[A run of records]
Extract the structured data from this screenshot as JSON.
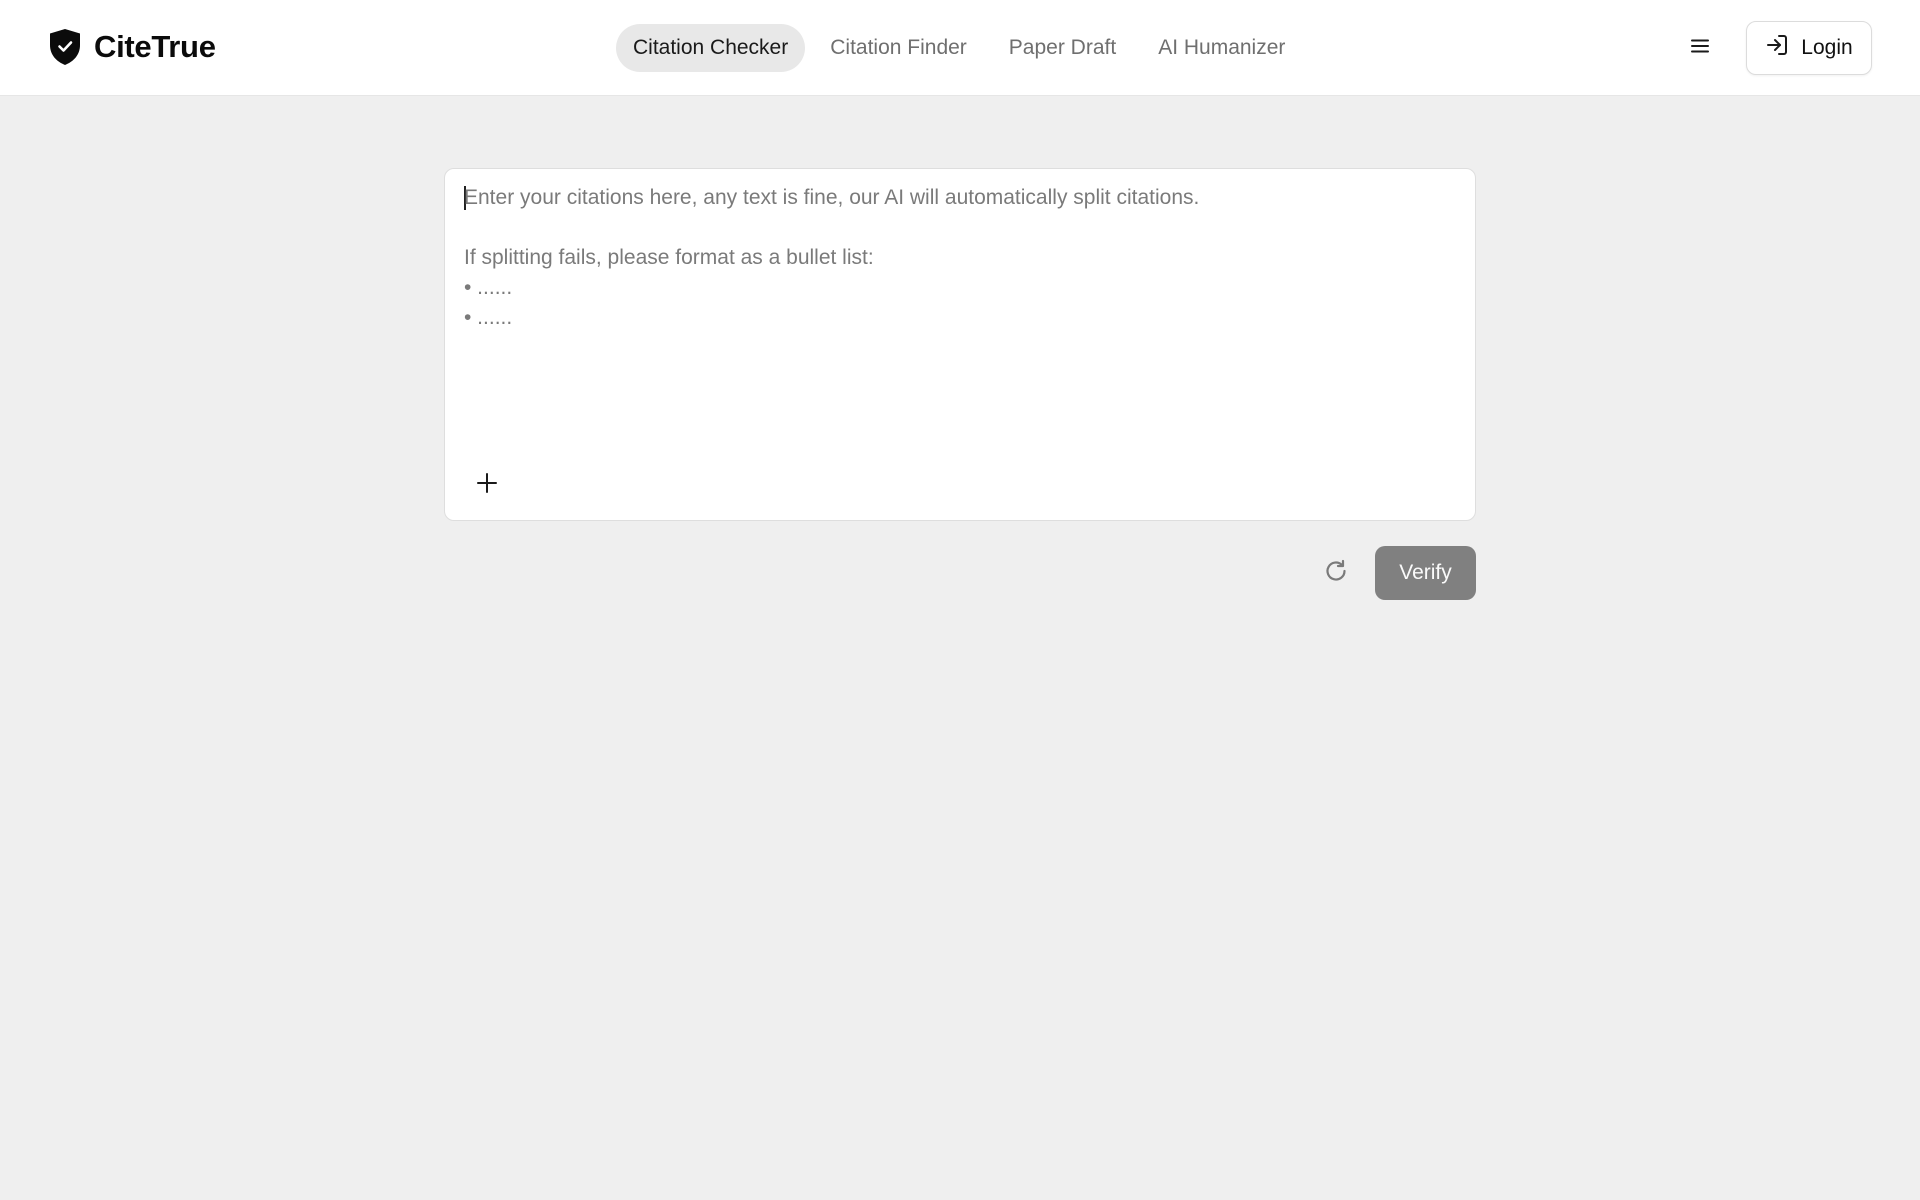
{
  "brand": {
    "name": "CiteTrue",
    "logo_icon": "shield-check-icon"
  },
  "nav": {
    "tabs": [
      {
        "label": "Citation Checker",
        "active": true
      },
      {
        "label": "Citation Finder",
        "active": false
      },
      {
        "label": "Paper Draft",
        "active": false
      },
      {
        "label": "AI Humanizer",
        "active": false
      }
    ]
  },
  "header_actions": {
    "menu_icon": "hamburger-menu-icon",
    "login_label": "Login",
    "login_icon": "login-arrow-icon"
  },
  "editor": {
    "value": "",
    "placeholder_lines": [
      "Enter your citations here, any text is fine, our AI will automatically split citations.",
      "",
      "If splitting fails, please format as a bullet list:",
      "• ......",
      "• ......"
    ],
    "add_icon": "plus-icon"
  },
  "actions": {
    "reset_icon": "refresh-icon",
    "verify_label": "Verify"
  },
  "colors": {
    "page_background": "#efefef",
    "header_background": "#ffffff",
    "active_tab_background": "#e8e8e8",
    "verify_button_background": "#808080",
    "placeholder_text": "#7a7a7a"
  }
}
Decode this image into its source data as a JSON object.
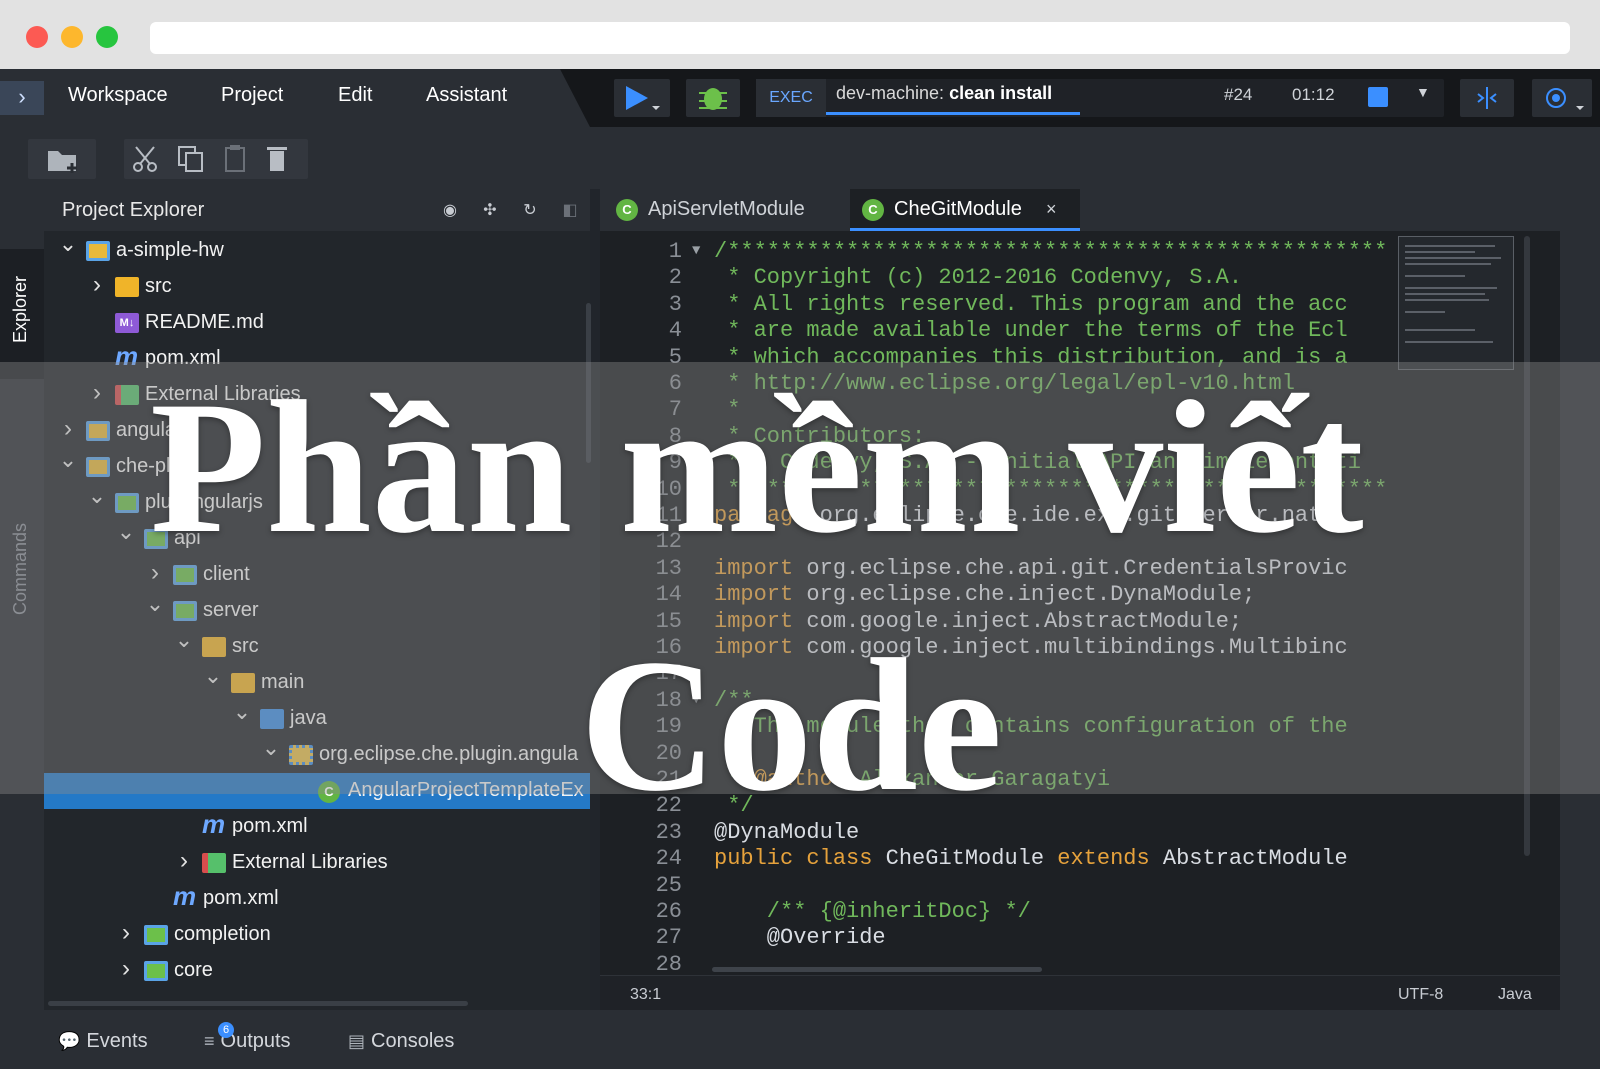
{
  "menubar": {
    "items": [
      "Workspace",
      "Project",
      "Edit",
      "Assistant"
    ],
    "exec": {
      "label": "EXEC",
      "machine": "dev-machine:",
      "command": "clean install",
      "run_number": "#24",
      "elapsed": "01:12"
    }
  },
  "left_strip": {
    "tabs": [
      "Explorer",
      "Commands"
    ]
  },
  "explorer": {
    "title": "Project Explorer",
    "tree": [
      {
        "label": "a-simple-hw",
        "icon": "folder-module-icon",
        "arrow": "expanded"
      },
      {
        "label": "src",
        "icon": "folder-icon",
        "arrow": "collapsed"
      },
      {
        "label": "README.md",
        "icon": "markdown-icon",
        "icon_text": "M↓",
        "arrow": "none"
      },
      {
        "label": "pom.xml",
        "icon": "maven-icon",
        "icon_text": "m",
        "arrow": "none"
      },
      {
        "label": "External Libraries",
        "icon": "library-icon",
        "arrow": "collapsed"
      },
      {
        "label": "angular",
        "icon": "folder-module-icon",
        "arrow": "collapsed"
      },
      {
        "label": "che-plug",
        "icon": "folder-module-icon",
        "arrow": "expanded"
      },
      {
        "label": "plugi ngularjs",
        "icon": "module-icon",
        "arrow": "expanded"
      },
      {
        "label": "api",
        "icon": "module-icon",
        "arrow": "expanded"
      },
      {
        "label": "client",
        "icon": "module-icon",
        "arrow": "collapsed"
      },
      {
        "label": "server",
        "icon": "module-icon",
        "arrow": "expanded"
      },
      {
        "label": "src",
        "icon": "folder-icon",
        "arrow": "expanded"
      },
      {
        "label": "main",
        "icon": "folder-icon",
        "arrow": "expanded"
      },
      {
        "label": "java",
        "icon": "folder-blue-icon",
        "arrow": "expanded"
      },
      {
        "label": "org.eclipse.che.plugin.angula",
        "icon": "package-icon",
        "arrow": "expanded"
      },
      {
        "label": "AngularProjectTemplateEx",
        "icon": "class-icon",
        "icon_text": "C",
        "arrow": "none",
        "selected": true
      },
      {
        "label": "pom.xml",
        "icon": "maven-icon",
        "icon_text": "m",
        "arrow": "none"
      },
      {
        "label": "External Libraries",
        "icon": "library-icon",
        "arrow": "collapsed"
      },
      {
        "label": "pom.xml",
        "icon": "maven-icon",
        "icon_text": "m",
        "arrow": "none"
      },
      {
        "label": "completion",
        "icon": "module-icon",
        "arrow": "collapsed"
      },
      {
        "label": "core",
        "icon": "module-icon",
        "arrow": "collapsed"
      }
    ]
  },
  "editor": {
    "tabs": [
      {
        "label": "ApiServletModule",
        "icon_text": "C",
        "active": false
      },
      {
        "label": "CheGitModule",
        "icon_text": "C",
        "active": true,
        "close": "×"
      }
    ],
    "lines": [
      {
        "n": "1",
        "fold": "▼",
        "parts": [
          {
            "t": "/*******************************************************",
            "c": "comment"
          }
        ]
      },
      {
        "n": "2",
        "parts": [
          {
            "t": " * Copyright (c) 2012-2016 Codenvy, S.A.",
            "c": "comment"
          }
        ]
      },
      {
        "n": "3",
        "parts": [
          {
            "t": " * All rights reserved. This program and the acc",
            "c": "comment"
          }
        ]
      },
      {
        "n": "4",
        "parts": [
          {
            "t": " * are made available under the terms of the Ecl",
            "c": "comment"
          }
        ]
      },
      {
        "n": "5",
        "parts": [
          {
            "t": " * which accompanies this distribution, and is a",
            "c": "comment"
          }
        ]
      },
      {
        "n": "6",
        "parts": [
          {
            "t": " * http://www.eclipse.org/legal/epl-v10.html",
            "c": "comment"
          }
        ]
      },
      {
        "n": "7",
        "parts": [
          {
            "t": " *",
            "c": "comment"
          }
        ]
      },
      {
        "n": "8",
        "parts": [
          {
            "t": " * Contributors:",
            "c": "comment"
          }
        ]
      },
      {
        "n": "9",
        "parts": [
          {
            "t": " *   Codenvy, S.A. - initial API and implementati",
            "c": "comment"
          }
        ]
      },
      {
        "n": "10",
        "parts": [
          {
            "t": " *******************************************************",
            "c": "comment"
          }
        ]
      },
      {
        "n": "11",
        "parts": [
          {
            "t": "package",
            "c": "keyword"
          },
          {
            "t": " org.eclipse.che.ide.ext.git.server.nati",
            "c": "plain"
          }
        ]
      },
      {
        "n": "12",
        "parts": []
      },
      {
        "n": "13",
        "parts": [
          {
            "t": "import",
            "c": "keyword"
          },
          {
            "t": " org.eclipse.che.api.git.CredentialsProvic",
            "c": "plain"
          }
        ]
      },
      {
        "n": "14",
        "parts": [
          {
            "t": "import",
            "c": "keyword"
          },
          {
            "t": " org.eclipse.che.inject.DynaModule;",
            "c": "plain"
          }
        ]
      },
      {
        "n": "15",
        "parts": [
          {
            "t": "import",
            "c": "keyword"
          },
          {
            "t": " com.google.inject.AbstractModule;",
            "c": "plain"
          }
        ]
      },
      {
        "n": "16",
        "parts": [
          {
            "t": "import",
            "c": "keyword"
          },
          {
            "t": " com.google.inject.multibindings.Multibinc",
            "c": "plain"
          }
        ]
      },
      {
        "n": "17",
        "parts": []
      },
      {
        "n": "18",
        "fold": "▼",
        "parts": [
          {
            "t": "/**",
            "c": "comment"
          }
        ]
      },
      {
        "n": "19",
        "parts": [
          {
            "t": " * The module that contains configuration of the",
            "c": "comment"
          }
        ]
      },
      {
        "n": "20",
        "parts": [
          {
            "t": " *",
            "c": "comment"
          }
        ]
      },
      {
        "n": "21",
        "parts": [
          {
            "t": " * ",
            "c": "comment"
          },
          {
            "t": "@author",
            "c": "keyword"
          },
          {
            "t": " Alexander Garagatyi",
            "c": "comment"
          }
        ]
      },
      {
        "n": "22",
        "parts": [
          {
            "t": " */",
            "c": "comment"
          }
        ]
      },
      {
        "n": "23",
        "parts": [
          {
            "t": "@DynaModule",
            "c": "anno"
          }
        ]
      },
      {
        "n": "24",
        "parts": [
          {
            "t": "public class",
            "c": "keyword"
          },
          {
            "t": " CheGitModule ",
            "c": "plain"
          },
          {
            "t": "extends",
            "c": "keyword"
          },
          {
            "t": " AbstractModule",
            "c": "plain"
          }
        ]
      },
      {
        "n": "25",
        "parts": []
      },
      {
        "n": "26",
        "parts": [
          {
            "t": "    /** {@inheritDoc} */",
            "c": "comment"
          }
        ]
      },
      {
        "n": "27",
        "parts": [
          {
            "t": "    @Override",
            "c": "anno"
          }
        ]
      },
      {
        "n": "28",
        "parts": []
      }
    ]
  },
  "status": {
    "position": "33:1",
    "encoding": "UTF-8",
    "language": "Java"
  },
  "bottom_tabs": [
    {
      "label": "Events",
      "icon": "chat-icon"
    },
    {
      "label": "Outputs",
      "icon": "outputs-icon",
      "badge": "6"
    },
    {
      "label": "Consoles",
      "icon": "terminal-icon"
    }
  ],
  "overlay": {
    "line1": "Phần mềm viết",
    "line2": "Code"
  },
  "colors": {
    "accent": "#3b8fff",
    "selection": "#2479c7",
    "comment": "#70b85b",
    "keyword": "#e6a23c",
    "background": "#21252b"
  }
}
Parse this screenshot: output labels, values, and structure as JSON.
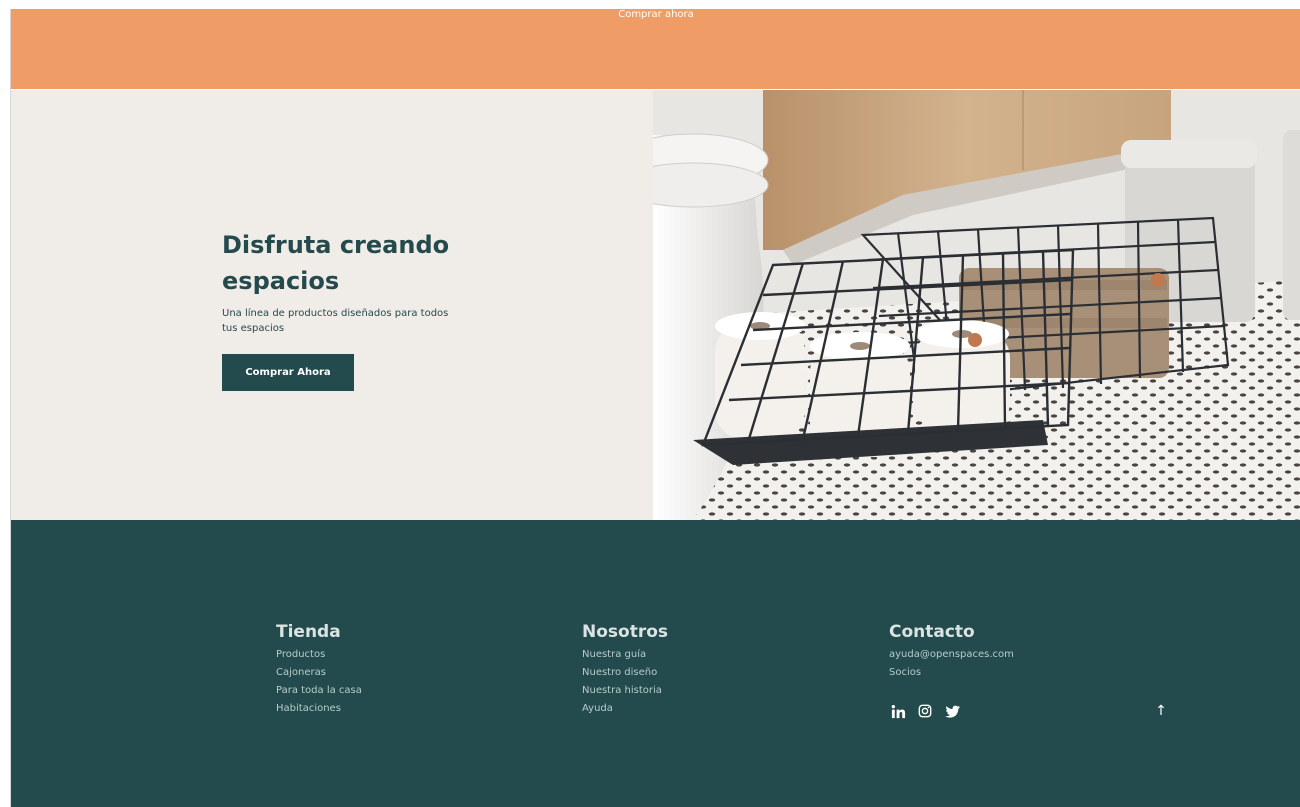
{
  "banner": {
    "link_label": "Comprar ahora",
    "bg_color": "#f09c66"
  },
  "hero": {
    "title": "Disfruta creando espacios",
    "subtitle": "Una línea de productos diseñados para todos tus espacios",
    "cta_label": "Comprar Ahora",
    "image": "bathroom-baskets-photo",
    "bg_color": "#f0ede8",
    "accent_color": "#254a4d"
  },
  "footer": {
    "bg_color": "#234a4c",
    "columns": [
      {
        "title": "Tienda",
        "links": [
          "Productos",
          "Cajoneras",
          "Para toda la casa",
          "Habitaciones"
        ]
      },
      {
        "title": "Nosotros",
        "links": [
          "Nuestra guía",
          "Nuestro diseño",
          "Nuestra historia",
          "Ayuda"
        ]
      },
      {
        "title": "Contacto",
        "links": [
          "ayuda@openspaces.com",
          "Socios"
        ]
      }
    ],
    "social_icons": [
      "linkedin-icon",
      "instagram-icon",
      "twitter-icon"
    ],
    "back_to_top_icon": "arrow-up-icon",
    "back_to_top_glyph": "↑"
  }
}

Work to complete:
Everything from the line with "Parse this screenshot: output" through the final line of the records above should be written out exactly, minus the pictures.

Solved problem:
Parse this screenshot: output labels, values, and structure as JSON.
{
  "banner": {
    "link_label": "Comprar ahora",
    "bg_color": "#f09c66"
  },
  "hero": {
    "title": "Disfruta creando espacios",
    "subtitle": "Una línea de productos diseñados para todos tus espacios",
    "cta_label": "Comprar Ahora",
    "image": "bathroom-baskets-photo",
    "bg_color": "#f0ede8",
    "accent_color": "#254a4d"
  },
  "footer": {
    "bg_color": "#234a4c",
    "columns": [
      {
        "title": "Tienda",
        "links": [
          "Productos",
          "Cajoneras",
          "Para toda la casa",
          "Habitaciones"
        ]
      },
      {
        "title": "Nosotros",
        "links": [
          "Nuestra guía",
          "Nuestro diseño",
          "Nuestra historia",
          "Ayuda"
        ]
      },
      {
        "title": "Contacto",
        "links": [
          "ayuda@openspaces.com",
          "Socios"
        ]
      }
    ],
    "social_icons": [
      "linkedin-icon",
      "instagram-icon",
      "twitter-icon"
    ],
    "back_to_top_icon": "arrow-up-icon",
    "back_to_top_glyph": "↑"
  }
}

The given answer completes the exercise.